::: RECORDS FOR THE EXERCISE

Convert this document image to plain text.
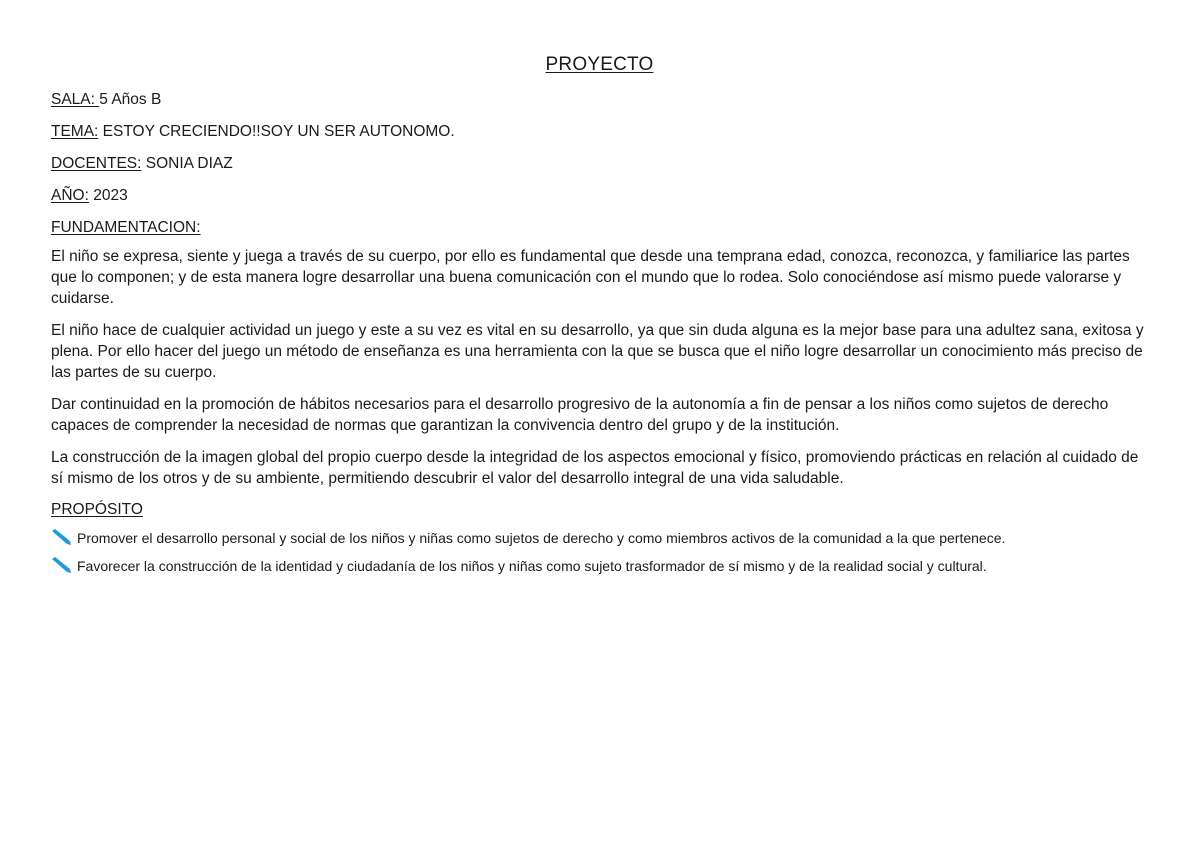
PROYECTO
SALA: 5 Años B
TEMA: ESTOY CRECIENDO!!SOY UN SER AUTONOMO.
DOCENTES: SONIA DIAZ
AÑO: 2023
FUNDAMENTACION:

El niño se expresa, siente y juega a través de su cuerpo, por ello es fundamental que desde una temprana edad, conozca, reconozca, y familiarice las partes que lo componen; y de esta manera logre desarrollar una buena comunicación con el mundo que lo rodea. Solo conociéndose así mismo puede valorarse y cuidarse.

El niño hace de cualquier actividad un juego y este a su vez es vital en su desarrollo, ya que sin duda alguna es la mejor base para una adultez sana, exitosa y plena. Por ello hacer del juego un método de enseñanza es una herramienta con la que se busca que el niño logre desarrollar un conocimiento más preciso de las partes de su cuerpo.

Dar continuidad en la promoción de hábitos necesarios para el desarrollo progresivo de la autonomía a fin de pensar a los niños como sujetos de derecho capaces de comprender la necesidad de normas que garantizan la convivencia dentro del grupo y de la institución.

La construcción de la imagen global del propio cuerpo desde la integridad de los aspectos emocional y físico, promoviendo prácticas en relación al cuidado de sí mismo de los otros y de su ambiente, permitiendo descubrir el valor del desarrollo integral de una vida saludable.

PROPÓSITO
Promover el desarrollo personal y social de los niños y niñas como sujetos de derecho y como miembros activos de la comunidad a la que pertenece.
Favorecer la construcción de la identidad y ciudadanía de los niños y niñas como sujeto trasformador de sí mismo y de la realidad social y cultural.
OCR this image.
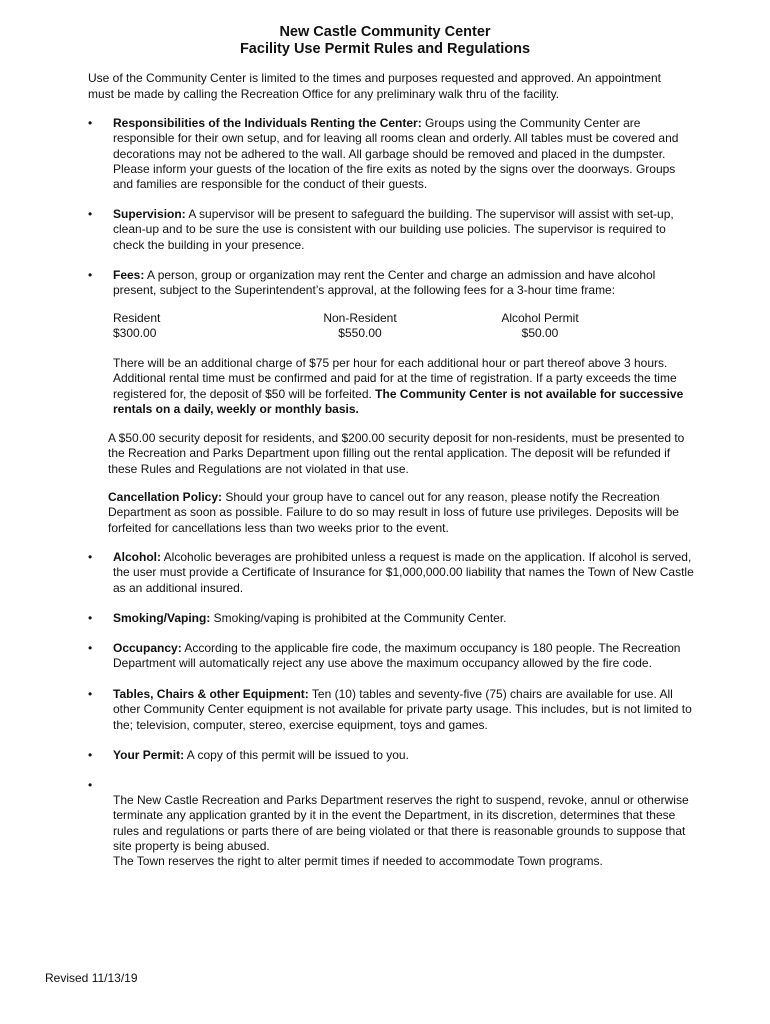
New Castle Community Center
Facility Use Permit Rules and Regulations
Use of the Community Center is limited to the times and purposes requested and approved. An appointment
must be made by calling the Recreation Office for any preliminary walk thru of the facility.
Revised 11/13/19
• Responsibilities of the Individuals Renting the Center: Groups using the Community Center are
responsible for their own setup, and for leaving all rooms clean and orderly. All tables must be covered and
decorations may not be adhered to the wall. All garbage should be removed and placed in the dumpster.
Please inform your guests of the location of the fire exits as noted by the signs over the doorways. Groups
and families are responsible for the conduct of their guests.
• Supervision: A supervisor will be present to safeguard the building. The supervisor will assist with set-up,
clean-up and to be sure the use is consistent with our building use policies. The supervisor is required to
check the building in your presence.
• Fees: A person, group or organization may rent the Center and charge an admission and have alcohol
present, subject to the Superintendent’s approval, at the following fees for a 3-hour time frame:
Resident
$300.00
Non-Resident
$550.00
Alcohol Permit
$50.00
There will be an additional charge of $75 per hour for each additional hour or part thereof above 3 hours.
Additional rental time must be confirmed and paid for at the time of registration. If a party exceeds the time
registered for, the deposit of $50 will be forfeited. The Community Center is not available for successive
rentals on a daily, weekly or monthly basis.
A $50.00 security deposit for residents, and $200.00 security deposit for non-residents, must be presented to
the Recreation and Parks Department upon filling out the rental application. The deposit will be refunded if
these Rules and Regulations are not violated in that use.
Cancellation Policy: Should your group have to cancel out for any reason, please notify the Recreation
Department as soon as possible. Failure to do so may result in loss of future use privileges. Deposits will be
forfeited for cancellations less than two weeks prior to the event.
• Alcohol: Alcoholic beverages are prohibited unless a request is made on the application. If alcohol is served,
the user must provide a Certificate of Insurance for $1,000,000.00 liability that names the Town of New Castle
as an additional insured.
• Smoking/Vaping: Smoking/vaping is prohibited at the Community Center.
• Occupancy: According to the applicable fire code, the maximum occupancy is 180 people. The Recreation
Department will automatically reject any use above the maximum occupancy allowed by the fire code.
• Tables, Chairs & other Equipment: Ten (10) tables and seventy-five (75) chairs are available for use. All
other Community Center equipment is not available for private party usage. This includes, but is not limited to
the; television, computer, stereo, exercise equipment, toys and games.
• Your Permit: A copy of this permit will be issued to you.
•
The New Castle Recreation and Parks Department reserves the right to suspend, revoke, annul or otherwise
terminate any application granted by it in the event the Department, in its discretion, determines that these
rules and regulations or parts there of are being violated or that there is reasonable grounds to suppose that
site property is being abused.
The Town reserves the right to alter permit times if needed to accommodate Town programs.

::::::

GOAL: Copy out each line of the data containing the string "fire".

WORKED SOLUTION:
Please inform your guests of the location of the fire exits as noted by the signs over the doorways. Groups
• Occupancy: According to the applicable fire code, the maximum occupancy is 180 people. The Recreation
Department will automatically reject any use above the maximum occupancy allowed by the fire code.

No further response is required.